**MATERIAL FOR THE TASK:**
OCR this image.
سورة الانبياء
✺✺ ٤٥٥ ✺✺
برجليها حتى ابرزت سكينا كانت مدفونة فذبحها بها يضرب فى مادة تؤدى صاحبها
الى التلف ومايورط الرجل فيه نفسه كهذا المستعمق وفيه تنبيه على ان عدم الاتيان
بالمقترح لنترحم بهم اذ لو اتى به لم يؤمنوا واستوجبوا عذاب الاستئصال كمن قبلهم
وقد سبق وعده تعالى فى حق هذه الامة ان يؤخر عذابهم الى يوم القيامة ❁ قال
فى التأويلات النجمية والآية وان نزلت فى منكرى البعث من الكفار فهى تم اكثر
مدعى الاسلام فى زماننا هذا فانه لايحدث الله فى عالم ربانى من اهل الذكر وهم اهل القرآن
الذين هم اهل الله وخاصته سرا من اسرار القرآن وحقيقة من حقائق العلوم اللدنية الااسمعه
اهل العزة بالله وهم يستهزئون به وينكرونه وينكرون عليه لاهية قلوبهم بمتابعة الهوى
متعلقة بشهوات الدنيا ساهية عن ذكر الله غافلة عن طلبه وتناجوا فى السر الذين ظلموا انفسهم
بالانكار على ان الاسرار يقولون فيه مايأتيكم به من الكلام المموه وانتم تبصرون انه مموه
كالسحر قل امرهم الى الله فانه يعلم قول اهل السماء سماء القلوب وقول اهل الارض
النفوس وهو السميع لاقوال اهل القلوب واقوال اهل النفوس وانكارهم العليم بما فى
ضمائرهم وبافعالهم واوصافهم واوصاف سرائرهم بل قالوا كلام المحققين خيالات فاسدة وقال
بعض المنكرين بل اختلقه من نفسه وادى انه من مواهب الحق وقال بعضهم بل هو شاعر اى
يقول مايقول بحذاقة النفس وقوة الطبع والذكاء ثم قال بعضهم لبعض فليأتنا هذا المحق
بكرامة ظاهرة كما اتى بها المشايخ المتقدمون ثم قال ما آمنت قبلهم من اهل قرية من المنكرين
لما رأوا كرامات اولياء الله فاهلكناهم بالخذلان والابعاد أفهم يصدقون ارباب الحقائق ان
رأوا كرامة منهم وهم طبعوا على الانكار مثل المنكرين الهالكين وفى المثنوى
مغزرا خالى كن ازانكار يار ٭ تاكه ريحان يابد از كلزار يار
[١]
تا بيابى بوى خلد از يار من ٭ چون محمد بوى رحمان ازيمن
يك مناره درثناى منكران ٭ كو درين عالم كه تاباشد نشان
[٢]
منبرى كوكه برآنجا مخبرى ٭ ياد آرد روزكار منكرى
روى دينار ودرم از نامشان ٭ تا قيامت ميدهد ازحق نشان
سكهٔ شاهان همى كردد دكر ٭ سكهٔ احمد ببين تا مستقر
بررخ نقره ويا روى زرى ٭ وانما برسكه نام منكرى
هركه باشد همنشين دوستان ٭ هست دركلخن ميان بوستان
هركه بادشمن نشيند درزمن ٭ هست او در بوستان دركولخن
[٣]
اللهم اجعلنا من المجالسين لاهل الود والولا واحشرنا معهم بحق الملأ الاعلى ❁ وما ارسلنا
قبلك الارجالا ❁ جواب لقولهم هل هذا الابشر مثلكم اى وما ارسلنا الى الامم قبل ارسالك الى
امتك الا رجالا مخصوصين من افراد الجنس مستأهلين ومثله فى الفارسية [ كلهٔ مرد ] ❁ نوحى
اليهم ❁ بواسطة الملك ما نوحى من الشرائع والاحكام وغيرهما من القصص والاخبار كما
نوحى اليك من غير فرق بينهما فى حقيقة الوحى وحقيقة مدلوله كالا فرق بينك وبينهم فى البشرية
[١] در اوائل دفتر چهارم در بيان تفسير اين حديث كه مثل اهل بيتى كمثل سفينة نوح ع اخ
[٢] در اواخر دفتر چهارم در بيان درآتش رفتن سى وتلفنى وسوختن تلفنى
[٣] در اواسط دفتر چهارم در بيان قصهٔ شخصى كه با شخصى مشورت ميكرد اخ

**WHAT YOU WILL DO:**
Extract each line of the listing above, copying it word for word.

**RESULT FOR THIS EXERCISE:**
OCR this image.
سورة الانبياء
✺✺ ٤٥٥ ✺✺
برجليها حتى ابرزت سكينا كانت مدفونة فذبحها بها يضرب فى مادة تؤدى صاحبها
الى التلف ومايورط الرجل فيه نفسه كهذا المستعمق وفيه تنبيه على ان عدم الاتيان
بالمقترح لنترحم بهم اذ لو اتى به لم يؤمنوا واستوجبوا عذاب الاستئصال كمن قبلهم
وقد سبق وعده تعالى فى حق هذه الامة ان يؤخر عذابهم الى يوم القيامة ❁ قال
فى التأويلات النجمية والآية وان نزلت فى منكرى البعث من الكفار فهى تم اكثر
مدعى الاسلام فى زماننا هذا فانه لايحدث الله فى عالم ربانى من اهل الذكر وهم اهل القرآن
الذين هم اهل الله وخاصته سرا من اسرار القرآن وحقيقة من حقائق العلوم اللدنية الااسمعه
اهل العزة بالله وهم يستهزئون به وينكرونه وينكرون عليه لاهية قلوبهم بمتابعة الهوى
متعلقة بشهوات الدنيا ساهية عن ذكر الله غافلة عن طلبه وتناجوا فى السر الذين ظلموا انفسهم
بالانكار على ان الاسرار يقولون فيه مايأتيكم به من الكلام المموه وانتم تبصرون انه مموه
كالسحر قل امرهم الى الله فانه يعلم قول اهل السماء سماء القلوب وقول اهل الارض
النفوس وهو السميع لاقوال اهل القلوب واقوال اهل النفوس وانكارهم العليم بما فى
ضمائرهم وبافعالهم واوصافهم واوصاف سرائرهم بل قالوا كلام المحققين خيالات فاسدة وقال
بعض المنكرين بل اختلقه من نفسه وادى انه من مواهب الحق وقال بعضهم بل هو شاعر اى
يقول مايقول بحذاقة النفس وقوة الطبع والذكاء ثم قال بعضهم لبعض فليأتنا هذا المحق
بكرامة ظاهرة كما اتى بها المشايخ المتقدمون ثم قال ما آمنت قبلهم من اهل قرية من المنكرين
لما رأوا كرامات اولياء الله فاهلكناهم بالخذلان والابعاد أفهم يصدقون ارباب الحقائق ان
رأوا كرامة منهم وهم طبعوا على الانكار مثل المنكرين الهالكين وفى المثنوى
مغزرا خالى كن ازانكار يار ٭ تاكه ريحان يابد از كلزار يار
[١]
تا بيابى بوى خلد از يار من ٭ چون محمد بوى رحمان ازيمن
يك مناره درثناى منكران ٭ كو درين عالم كه تاباشد نشان
[٢]
منبرى كوكه برآنجا مخبرى ٭ ياد آرد روزكار منكرى
روى دينار ودرم از نامشان ٭ تا قيامت ميدهد ازحق نشان
سكهٔ شاهان همى كردد دكر ٭ سكهٔ احمد ببين تا مستقر
بررخ نقره ويا روى زرى ٭ وانما برسكه نام منكرى
هركه باشد همنشين دوستان ٭ هست دركلخن ميان بوستان
هركه بادشمن نشيند درزمن ٭ هست او در بوستان دركولخن
[٣]
اللهم اجعلنا من المجالسين لاهل الود والولا واحشرنا معهم بحق الملأ الاعلى ❁ وما ارسلنا
قبلك الارجالا ❁ جواب لقولهم هل هذا الابشر مثلكم اى وما ارسلنا الى الامم قبل ارسالك الى
امتك الا رجالا مخصوصين من افراد الجنس مستأهلين ومثله فى الفارسية [ كلهٔ مرد ] ❁ نوحى
اليهم ❁ بواسطة الملك ما نوحى من الشرائع والاحكام وغيرهما من القصص والاخبار كما
نوحى اليك من غير فرق بينهما فى حقيقة الوحى وحقيقة مدلوله كالا فرق بينك وبينهم فى البشرية
[١] در اوائل دفتر چهارم در بيان تفسير اين حديث كه مثل اهل بيتى كمثل سفينة نوح ع اخ
[٢] در اواخر دفتر چهارم در بيان درآتش رفتن سى وتلفنى وسوختن تلفنى
[٣] در اواسط دفتر چهارم در بيان قصهٔ شخصى كه با شخصى مشورت ميكرد اخ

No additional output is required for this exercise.